• The request:
Out of the lines below, please list those that hold the string "больше".

• Raw records:
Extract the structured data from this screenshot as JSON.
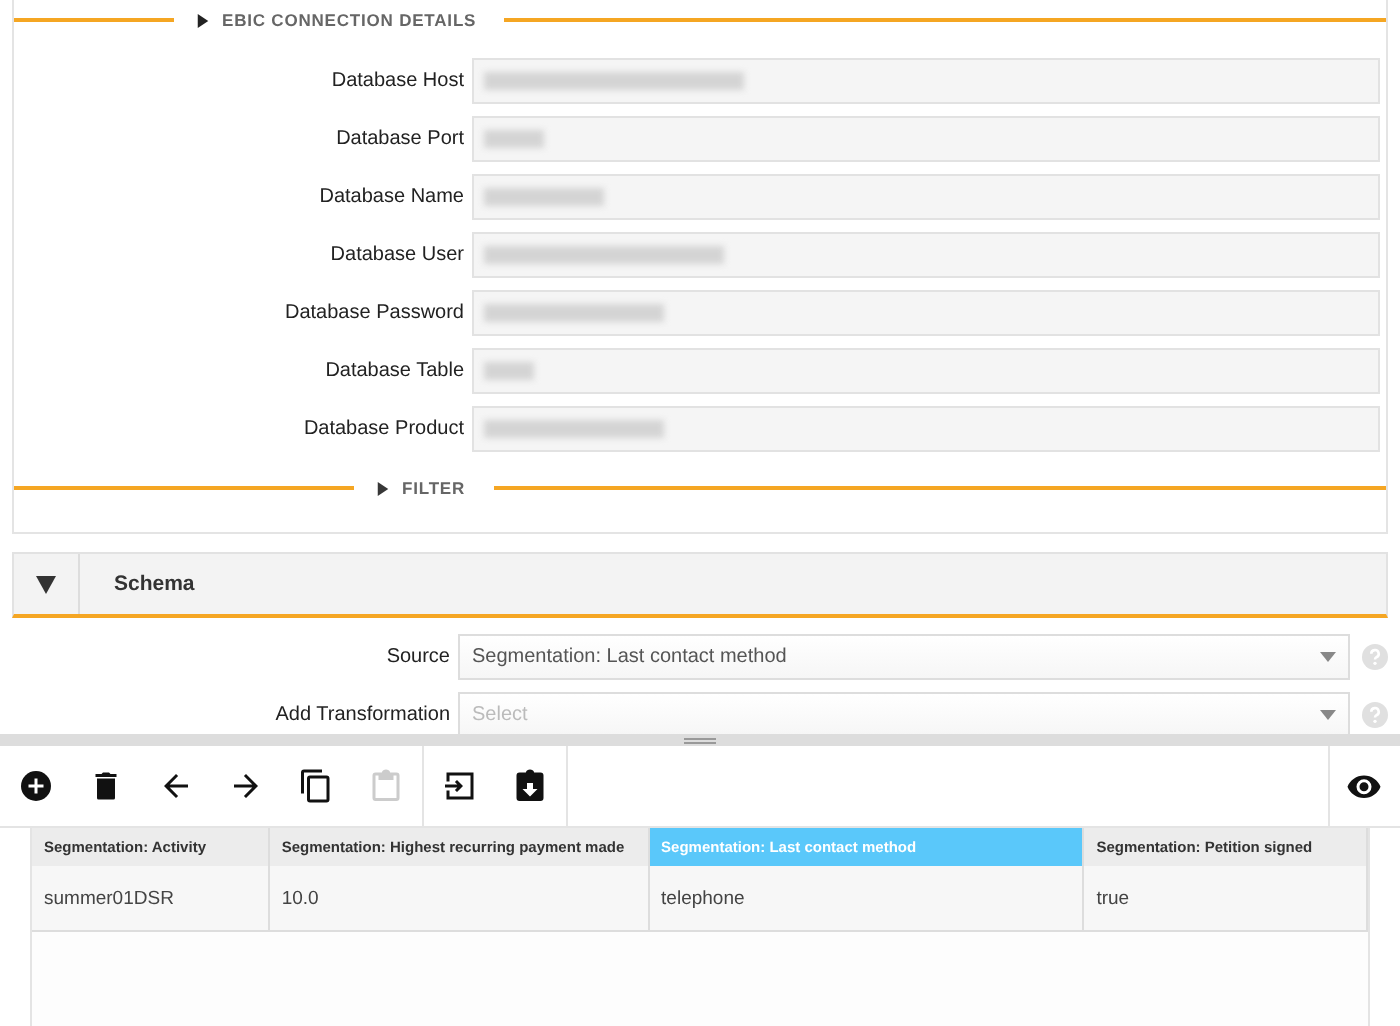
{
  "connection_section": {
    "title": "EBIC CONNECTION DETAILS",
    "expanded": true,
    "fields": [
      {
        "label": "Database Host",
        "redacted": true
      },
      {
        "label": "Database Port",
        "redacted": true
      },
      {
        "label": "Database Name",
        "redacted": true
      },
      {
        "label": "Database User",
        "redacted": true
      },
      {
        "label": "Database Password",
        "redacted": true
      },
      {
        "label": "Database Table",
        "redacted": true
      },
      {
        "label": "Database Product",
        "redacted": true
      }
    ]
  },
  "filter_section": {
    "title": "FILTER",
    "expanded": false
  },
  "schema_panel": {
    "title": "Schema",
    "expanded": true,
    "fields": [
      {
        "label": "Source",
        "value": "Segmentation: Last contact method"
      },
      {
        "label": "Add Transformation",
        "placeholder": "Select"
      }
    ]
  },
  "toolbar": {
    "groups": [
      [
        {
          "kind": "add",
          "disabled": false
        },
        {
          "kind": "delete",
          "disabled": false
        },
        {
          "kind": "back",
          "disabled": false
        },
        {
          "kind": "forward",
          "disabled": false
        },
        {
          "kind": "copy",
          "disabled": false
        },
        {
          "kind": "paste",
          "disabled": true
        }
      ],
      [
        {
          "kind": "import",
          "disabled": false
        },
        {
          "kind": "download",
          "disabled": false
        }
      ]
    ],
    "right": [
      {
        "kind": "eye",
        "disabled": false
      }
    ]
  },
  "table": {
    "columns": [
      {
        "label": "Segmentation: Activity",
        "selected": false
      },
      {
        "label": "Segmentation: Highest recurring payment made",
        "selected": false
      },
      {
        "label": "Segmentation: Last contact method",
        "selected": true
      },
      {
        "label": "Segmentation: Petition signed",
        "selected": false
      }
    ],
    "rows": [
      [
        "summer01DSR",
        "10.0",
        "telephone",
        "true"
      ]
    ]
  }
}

...

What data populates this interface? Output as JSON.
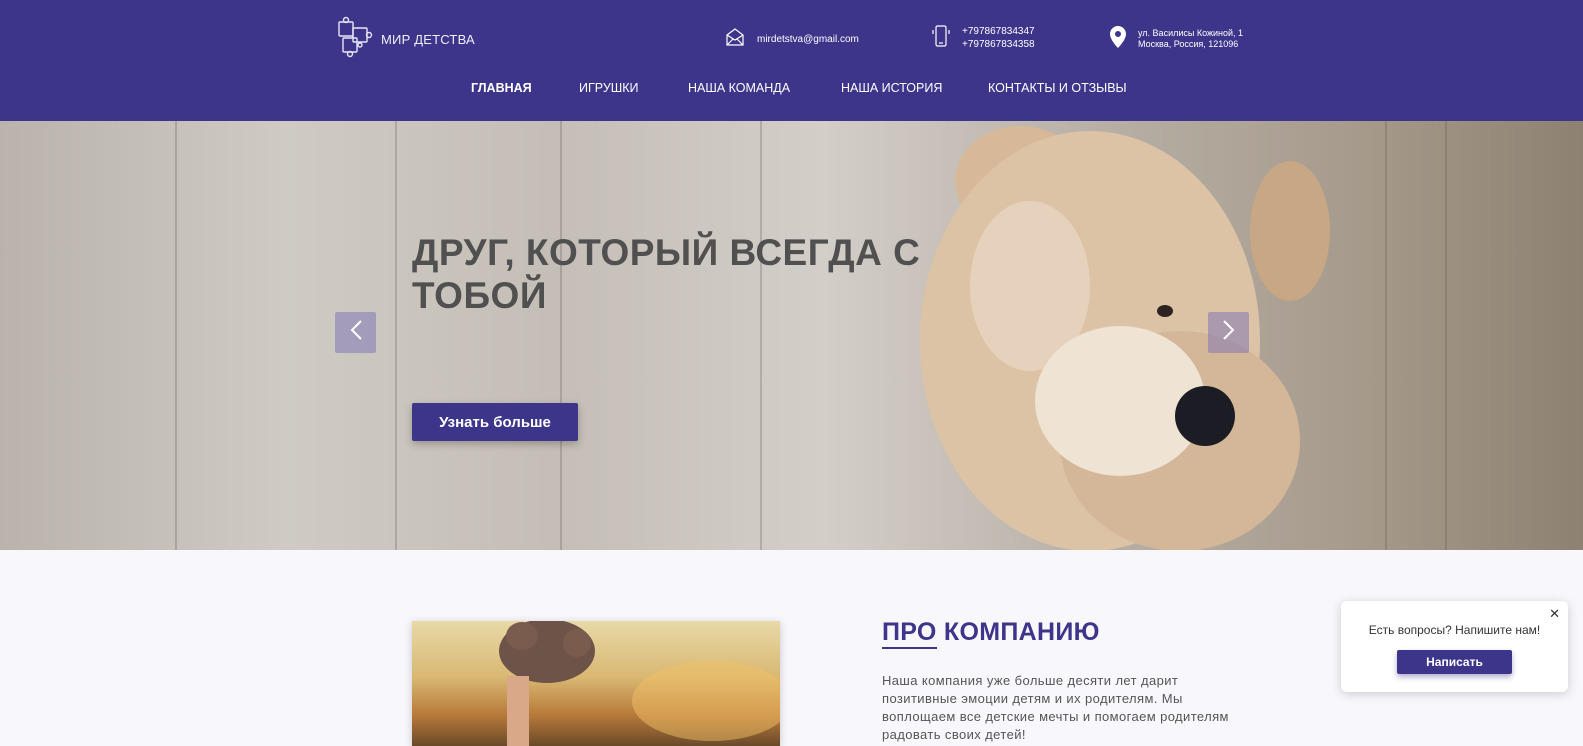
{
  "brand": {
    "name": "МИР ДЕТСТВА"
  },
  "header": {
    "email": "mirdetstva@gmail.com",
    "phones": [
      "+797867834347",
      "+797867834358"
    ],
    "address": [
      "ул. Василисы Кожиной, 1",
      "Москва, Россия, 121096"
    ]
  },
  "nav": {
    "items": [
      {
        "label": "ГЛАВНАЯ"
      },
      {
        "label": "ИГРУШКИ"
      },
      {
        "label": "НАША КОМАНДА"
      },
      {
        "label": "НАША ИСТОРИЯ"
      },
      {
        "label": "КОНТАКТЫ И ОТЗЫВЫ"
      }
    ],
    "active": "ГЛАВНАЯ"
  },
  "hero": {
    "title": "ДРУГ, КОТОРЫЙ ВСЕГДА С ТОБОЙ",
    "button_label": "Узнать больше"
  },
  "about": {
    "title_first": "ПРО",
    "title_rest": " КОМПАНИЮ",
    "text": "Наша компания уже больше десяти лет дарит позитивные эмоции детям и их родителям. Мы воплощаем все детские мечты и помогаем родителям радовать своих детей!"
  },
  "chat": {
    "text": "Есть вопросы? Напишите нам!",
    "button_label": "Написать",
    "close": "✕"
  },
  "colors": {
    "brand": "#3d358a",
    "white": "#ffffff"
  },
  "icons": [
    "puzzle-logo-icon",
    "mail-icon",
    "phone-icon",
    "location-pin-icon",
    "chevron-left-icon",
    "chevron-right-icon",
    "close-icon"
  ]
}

• Task response:
    "button_label": "Узнать больше"
    "text": "Наша компания уже больше десяти лет дарит позитивные эмоции детям и их родителям. Мы воплощаем все детские мечты и помогаем родителям радовать своих детей!"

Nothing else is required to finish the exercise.